_Stated problem_: Extract the records below word for word and ignore the images.

:: Supplied data

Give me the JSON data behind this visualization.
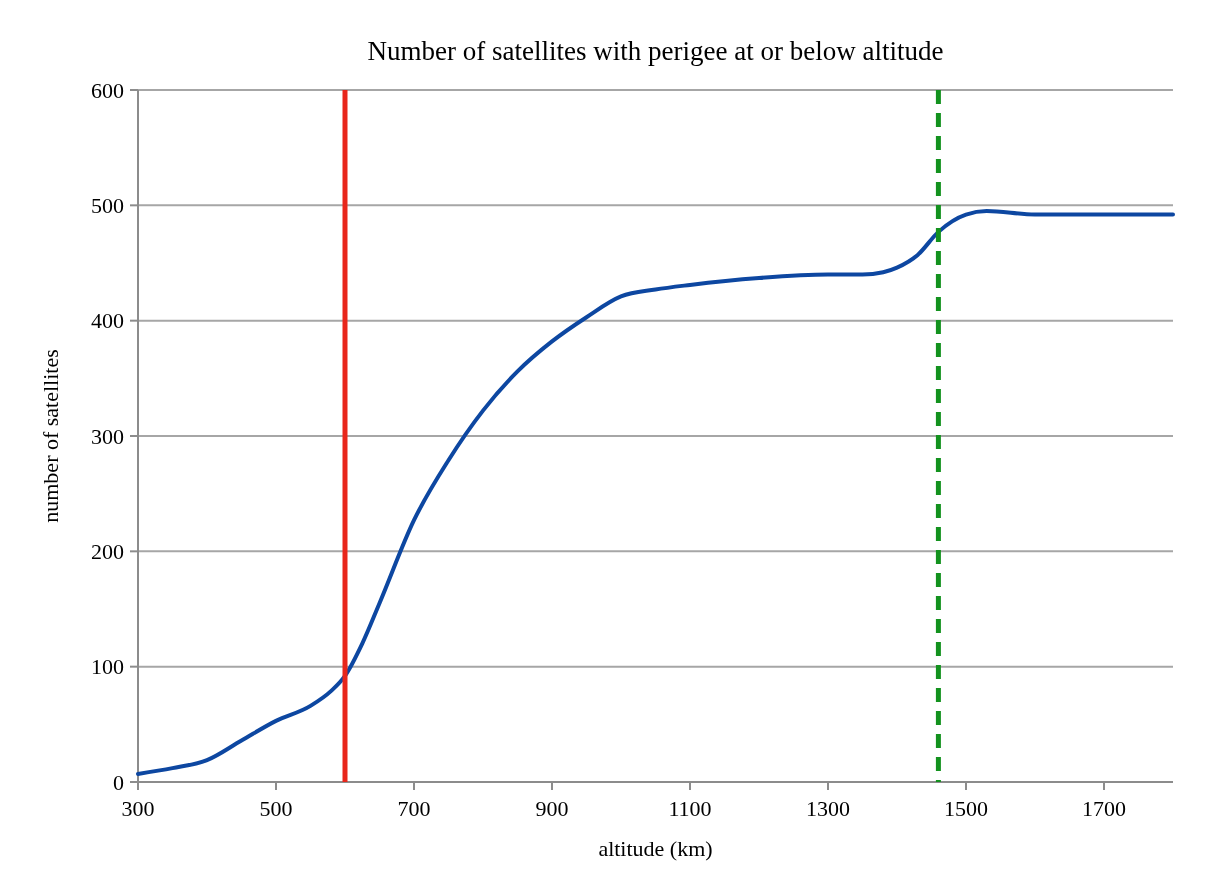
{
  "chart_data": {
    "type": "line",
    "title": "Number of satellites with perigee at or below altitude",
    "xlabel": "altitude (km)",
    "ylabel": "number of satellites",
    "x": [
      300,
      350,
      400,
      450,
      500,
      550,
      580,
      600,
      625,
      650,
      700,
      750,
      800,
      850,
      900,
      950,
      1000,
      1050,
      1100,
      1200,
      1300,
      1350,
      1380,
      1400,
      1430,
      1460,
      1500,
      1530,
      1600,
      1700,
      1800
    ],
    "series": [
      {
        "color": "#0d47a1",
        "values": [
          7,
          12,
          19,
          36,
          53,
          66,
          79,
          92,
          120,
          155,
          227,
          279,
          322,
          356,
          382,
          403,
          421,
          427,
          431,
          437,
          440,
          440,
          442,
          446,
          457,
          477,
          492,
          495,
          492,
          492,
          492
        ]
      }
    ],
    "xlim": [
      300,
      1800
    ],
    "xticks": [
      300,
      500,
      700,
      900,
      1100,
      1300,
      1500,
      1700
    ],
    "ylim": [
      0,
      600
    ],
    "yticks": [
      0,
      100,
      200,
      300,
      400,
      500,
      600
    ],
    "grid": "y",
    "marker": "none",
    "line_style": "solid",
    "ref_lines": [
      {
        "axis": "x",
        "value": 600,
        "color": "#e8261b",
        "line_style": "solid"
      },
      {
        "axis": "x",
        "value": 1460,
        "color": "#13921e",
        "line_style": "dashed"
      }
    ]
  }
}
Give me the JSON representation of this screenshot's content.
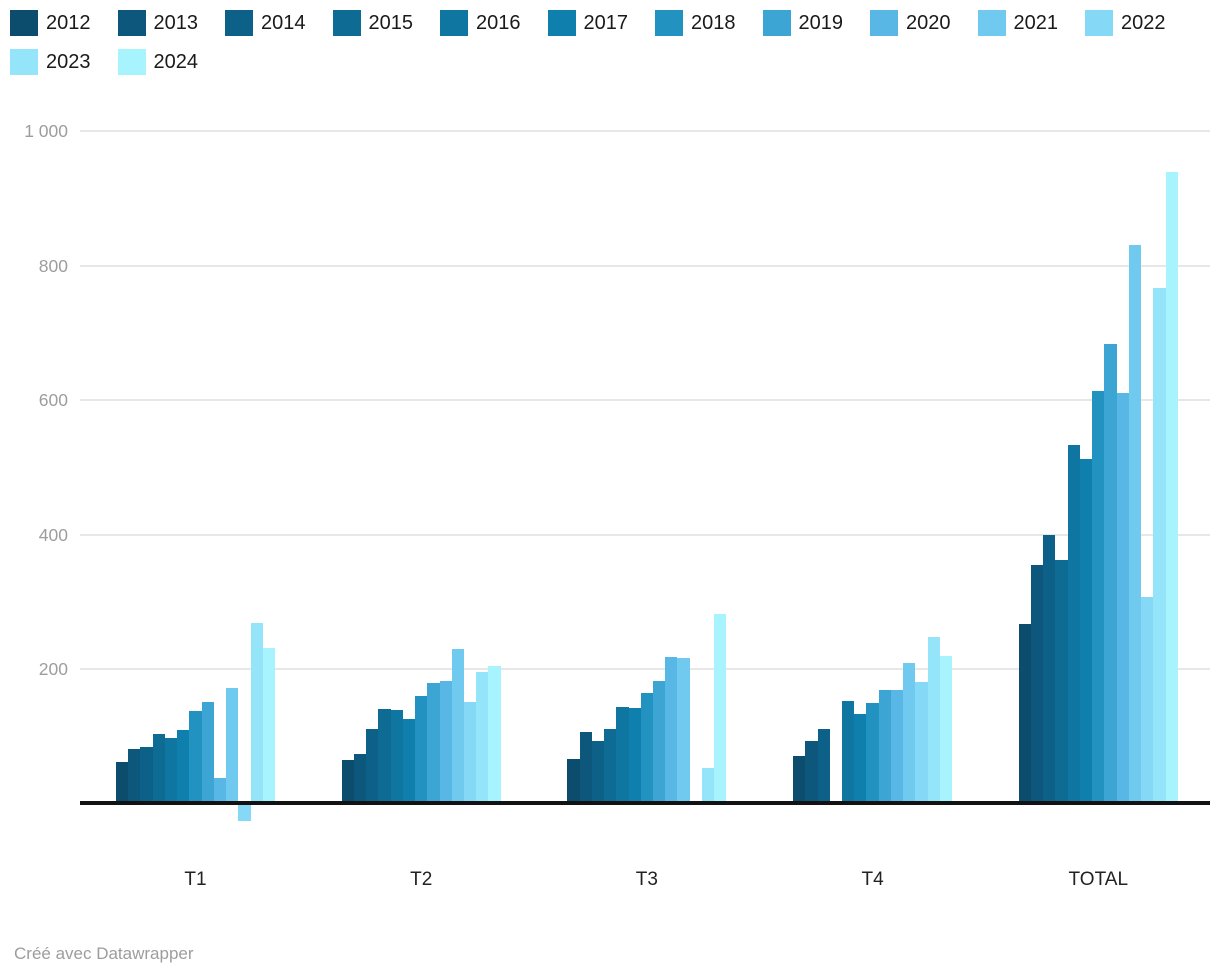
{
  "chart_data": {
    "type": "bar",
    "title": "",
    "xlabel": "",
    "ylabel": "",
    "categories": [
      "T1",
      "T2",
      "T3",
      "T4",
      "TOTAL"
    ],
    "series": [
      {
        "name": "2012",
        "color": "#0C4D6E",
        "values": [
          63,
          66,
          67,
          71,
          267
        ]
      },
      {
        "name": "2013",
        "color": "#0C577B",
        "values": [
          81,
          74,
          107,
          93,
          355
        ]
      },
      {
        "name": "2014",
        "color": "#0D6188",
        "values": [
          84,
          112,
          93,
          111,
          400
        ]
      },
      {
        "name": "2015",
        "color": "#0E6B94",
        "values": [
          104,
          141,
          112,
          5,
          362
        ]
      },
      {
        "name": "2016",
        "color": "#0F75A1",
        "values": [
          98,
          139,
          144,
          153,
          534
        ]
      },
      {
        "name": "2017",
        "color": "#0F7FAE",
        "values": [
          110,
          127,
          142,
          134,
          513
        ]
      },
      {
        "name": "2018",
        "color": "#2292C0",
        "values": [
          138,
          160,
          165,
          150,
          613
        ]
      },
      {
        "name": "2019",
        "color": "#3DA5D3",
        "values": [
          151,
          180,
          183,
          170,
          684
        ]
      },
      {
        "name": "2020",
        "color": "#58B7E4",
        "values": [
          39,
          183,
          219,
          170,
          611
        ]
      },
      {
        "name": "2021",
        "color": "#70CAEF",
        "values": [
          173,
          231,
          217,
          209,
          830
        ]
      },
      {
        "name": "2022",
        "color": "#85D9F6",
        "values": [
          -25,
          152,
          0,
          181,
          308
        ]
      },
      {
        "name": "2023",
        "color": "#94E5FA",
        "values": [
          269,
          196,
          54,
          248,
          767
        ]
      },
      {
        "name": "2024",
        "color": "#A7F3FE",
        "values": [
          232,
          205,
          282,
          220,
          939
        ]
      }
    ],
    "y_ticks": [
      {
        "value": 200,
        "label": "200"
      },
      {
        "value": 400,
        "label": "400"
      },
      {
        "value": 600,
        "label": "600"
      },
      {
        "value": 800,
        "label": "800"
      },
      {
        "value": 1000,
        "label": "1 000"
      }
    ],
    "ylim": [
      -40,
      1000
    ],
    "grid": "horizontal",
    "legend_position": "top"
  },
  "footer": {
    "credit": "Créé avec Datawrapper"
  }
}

::::

_The solution_:
Give me the JSON data behind this visualization.
{
  "chart_data": {
    "type": "line",
    "title": "Number of satellites with perigee at or below altitude",
    "xlabel": "altitude (km)",
    "ylabel": "number of satellites",
    "x": [
      300,
      350,
      400,
      450,
      500,
      550,
      580,
      600,
      625,
      650,
      700,
      750,
      800,
      850,
      900,
      950,
      1000,
      1050,
      1100,
      1200,
      1300,
      1350,
      1380,
      1400,
      1430,
      1460,
      1500,
      1530,
      1600,
      1700,
      1800
    ],
    "series": [
      {
        "color": "#0d47a1",
        "values": [
          7,
          12,
          19,
          36,
          53,
          66,
          79,
          92,
          120,
          155,
          227,
          279,
          322,
          356,
          382,
          403,
          421,
          427,
          431,
          437,
          440,
          440,
          442,
          446,
          457,
          477,
          492,
          495,
          492,
          492,
          492
        ]
      }
    ],
    "xlim": [
      300,
      1800
    ],
    "xticks": [
      300,
      500,
      700,
      900,
      1100,
      1300,
      1500,
      1700
    ],
    "ylim": [
      0,
      600
    ],
    "yticks": [
      0,
      100,
      200,
      300,
      400,
      500,
      600
    ],
    "grid": "y",
    "marker": "none",
    "line_style": "solid",
    "ref_lines": [
      {
        "axis": "x",
        "value": 600,
        "color": "#e8261b",
        "line_style": "solid"
      },
      {
        "axis": "x",
        "value": 1460,
        "color": "#13921e",
        "line_style": "dashed"
      }
    ]
  }
}
Give me the JSON representation of this screenshot's content.
{
  "chart_data": {
    "type": "bar",
    "title": "",
    "xlabel": "",
    "ylabel": "",
    "categories": [
      "T1",
      "T2",
      "T3",
      "T4",
      "TOTAL"
    ],
    "series": [
      {
        "name": "2012",
        "color": "#0C4D6E",
        "values": [
          63,
          66,
          67,
          71,
          267
        ]
      },
      {
        "name": "2013",
        "color": "#0C577B",
        "values": [
          81,
          74,
          107,
          93,
          355
        ]
      },
      {
        "name": "2014",
        "color": "#0D6188",
        "values": [
          84,
          112,
          93,
          111,
          400
        ]
      },
      {
        "name": "2015",
        "color": "#0E6B94",
        "values": [
          104,
          141,
          112,
          5,
          362
        ]
      },
      {
        "name": "2016",
        "color": "#0F75A1",
        "values": [
          98,
          139,
          144,
          153,
          534
        ]
      },
      {
        "name": "2017",
        "color": "#0F7FAE",
        "values": [
          110,
          127,
          142,
          134,
          513
        ]
      },
      {
        "name": "2018",
        "color": "#2292C0",
        "values": [
          138,
          160,
          165,
          150,
          613
        ]
      },
      {
        "name": "2019",
        "color": "#3DA5D3",
        "values": [
          151,
          180,
          183,
          170,
          684
        ]
      },
      {
        "name": "2020",
        "color": "#58B7E4",
        "values": [
          39,
          183,
          219,
          170,
          611
        ]
      },
      {
        "name": "2021",
        "color": "#70CAEF",
        "values": [
          173,
          231,
          217,
          209,
          830
        ]
      },
      {
        "name": "2022",
        "color": "#85D9F6",
        "values": [
          -25,
          152,
          0,
          181,
          308
        ]
      },
      {
        "name": "2023",
        "color": "#94E5FA",
        "values": [
          269,
          196,
          54,
          248,
          767
        ]
      },
      {
        "name": "2024",
        "color": "#A7F3FE",
        "values": [
          232,
          205,
          282,
          220,
          939
        ]
      }
    ],
    "y_ticks": [
      {
        "value": 200,
        "label": "200"
      },
      {
        "value": 400,
        "label": "400"
      },
      {
        "value": 600,
        "label": "600"
      },
      {
        "value": 800,
        "label": "800"
      },
      {
        "value": 1000,
        "label": "1 000"
      }
    ],
    "ylim": [
      -40,
      1000
    ],
    "grid": "horizontal",
    "legend_position": "top"
  },
  "footer": {
    "credit": "Créé avec Datawrapper"
  }
}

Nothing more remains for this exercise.